§ Written task: Check each line below for the word "type", and copy those that have it.

Dataset rows about figures
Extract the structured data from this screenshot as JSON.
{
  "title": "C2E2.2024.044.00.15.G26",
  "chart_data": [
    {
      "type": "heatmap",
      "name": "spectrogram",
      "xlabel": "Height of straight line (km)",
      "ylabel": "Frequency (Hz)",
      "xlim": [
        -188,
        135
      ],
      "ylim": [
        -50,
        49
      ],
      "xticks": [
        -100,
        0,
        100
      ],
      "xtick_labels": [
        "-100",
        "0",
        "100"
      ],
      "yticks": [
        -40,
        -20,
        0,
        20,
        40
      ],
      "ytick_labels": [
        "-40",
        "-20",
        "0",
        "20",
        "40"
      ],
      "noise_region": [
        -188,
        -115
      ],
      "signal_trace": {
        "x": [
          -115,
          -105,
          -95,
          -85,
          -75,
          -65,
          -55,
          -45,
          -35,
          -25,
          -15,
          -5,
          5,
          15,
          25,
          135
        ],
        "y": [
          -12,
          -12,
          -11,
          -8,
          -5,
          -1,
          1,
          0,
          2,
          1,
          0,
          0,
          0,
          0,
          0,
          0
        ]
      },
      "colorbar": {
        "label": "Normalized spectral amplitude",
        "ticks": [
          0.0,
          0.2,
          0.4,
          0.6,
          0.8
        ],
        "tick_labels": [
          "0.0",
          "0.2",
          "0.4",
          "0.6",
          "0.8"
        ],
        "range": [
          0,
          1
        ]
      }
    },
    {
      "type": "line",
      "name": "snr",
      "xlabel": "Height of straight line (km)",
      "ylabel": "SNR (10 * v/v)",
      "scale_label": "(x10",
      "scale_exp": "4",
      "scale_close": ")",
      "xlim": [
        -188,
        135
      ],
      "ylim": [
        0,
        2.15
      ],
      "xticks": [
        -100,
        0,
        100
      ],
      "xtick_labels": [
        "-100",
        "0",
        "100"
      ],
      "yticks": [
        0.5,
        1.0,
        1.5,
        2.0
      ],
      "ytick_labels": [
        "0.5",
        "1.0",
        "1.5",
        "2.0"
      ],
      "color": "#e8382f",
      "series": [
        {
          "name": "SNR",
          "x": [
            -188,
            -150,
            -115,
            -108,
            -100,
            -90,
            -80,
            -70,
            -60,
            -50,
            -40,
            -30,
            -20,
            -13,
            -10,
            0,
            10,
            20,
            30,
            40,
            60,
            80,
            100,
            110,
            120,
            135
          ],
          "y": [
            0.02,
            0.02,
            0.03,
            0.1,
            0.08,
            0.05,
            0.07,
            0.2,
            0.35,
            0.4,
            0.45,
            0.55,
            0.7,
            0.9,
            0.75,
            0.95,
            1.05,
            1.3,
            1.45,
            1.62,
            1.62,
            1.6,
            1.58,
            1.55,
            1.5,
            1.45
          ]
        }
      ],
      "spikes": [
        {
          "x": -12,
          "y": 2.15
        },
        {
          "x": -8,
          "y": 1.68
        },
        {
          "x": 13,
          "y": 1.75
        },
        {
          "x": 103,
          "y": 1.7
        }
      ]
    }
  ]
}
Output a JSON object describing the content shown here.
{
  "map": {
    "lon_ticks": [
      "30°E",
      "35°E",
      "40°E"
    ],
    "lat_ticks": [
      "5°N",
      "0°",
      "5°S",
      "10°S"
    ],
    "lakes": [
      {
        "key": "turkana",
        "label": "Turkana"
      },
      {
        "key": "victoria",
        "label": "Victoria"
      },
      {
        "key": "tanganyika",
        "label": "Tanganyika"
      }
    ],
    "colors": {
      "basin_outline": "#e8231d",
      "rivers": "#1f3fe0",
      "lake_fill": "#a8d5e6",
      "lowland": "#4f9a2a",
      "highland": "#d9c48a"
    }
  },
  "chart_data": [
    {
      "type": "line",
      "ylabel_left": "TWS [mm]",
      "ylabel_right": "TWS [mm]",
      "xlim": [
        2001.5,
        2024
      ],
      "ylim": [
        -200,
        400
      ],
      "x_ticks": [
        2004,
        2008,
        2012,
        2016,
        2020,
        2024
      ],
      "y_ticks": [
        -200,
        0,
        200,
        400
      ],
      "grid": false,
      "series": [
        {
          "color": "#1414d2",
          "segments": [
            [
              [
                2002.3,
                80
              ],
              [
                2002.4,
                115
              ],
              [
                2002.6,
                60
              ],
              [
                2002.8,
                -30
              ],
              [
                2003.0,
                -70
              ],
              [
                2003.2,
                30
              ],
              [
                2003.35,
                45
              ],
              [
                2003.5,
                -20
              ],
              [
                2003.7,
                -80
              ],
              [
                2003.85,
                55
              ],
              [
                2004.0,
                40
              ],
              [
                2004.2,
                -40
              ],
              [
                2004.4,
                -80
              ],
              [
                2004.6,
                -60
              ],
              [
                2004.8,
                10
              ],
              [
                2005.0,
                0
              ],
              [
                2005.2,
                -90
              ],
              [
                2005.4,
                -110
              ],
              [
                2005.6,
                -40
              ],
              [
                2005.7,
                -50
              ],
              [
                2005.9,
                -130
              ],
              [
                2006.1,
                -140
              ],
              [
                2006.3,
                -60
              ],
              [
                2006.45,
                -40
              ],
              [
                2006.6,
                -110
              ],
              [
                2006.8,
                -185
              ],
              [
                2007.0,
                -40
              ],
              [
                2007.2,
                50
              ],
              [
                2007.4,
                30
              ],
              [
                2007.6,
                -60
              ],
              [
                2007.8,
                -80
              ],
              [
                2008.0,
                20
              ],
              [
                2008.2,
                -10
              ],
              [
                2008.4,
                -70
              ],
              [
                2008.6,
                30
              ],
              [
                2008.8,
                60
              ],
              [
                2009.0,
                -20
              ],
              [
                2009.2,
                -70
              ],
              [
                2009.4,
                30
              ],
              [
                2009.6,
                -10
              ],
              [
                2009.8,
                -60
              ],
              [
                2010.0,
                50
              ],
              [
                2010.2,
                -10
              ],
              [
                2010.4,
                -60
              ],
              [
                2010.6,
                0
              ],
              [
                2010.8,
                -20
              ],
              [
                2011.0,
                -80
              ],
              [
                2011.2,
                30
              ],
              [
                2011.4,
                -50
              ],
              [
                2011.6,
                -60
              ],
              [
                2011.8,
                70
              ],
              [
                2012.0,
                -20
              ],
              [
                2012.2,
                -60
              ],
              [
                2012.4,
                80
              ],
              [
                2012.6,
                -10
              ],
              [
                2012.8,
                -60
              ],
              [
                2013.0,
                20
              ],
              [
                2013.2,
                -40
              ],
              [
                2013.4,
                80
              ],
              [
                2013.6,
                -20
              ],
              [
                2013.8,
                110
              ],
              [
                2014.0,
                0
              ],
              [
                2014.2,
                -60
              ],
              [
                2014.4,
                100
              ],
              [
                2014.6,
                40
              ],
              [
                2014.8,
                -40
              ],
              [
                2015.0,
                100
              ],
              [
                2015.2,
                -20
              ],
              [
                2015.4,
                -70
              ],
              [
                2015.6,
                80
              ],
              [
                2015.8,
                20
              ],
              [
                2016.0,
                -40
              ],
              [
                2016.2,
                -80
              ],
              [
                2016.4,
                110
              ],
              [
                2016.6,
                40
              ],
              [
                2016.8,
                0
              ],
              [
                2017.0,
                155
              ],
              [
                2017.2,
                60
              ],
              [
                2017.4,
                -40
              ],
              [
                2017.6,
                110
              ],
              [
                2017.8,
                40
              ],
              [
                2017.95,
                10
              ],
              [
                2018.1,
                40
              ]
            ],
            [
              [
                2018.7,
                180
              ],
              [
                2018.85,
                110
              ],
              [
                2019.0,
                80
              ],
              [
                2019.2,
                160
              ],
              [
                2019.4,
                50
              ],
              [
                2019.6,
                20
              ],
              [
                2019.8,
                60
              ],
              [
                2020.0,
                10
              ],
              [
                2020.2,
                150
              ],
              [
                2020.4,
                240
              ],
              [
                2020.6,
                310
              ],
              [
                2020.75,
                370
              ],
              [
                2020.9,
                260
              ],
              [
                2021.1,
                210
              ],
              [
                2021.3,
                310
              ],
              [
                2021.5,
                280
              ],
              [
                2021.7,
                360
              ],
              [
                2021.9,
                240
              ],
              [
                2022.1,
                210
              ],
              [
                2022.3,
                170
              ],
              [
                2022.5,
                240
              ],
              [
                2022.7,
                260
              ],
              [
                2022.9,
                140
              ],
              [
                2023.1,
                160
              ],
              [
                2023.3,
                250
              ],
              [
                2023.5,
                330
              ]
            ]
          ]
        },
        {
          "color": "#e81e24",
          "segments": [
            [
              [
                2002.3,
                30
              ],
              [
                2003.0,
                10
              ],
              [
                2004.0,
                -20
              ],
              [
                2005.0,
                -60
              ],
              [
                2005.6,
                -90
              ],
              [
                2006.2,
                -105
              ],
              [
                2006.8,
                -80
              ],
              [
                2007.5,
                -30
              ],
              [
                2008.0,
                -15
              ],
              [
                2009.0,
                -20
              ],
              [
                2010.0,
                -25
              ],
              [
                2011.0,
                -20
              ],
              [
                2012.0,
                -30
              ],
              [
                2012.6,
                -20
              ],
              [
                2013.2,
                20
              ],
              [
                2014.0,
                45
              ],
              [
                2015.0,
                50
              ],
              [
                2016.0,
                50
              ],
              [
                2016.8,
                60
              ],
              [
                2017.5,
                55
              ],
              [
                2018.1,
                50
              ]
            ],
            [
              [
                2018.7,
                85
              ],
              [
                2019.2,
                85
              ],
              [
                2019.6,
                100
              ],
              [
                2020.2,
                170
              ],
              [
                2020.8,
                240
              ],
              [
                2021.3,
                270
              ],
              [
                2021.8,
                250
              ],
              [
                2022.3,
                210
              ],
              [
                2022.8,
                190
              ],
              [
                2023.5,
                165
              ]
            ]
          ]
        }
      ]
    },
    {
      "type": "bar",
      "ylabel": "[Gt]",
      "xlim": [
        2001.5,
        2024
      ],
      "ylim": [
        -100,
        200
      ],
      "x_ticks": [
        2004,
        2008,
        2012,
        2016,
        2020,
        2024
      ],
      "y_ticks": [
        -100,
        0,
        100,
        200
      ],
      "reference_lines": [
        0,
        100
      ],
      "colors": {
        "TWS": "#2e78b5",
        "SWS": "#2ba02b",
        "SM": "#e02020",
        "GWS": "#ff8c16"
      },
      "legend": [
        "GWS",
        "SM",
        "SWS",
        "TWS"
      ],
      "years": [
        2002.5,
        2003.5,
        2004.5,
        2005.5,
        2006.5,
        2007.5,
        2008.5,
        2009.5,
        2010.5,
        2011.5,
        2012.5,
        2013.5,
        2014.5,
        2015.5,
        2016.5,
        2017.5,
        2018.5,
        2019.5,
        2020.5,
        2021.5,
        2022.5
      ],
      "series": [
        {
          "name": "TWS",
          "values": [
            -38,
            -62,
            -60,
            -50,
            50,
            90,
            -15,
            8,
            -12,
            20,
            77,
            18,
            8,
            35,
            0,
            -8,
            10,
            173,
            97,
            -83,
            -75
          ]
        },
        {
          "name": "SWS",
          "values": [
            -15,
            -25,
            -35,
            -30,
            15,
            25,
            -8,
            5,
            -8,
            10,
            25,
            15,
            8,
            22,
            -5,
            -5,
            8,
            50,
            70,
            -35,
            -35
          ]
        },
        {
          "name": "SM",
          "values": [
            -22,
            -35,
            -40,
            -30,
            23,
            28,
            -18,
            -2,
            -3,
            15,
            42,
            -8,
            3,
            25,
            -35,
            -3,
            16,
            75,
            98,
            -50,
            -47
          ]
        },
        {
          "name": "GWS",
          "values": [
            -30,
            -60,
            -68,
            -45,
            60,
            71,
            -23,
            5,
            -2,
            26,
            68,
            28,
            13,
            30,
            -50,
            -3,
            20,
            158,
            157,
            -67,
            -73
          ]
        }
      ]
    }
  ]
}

§ Reply:
      "type": "heatmap",
      "type": "line",
      "type": "line",
      "type": "bar",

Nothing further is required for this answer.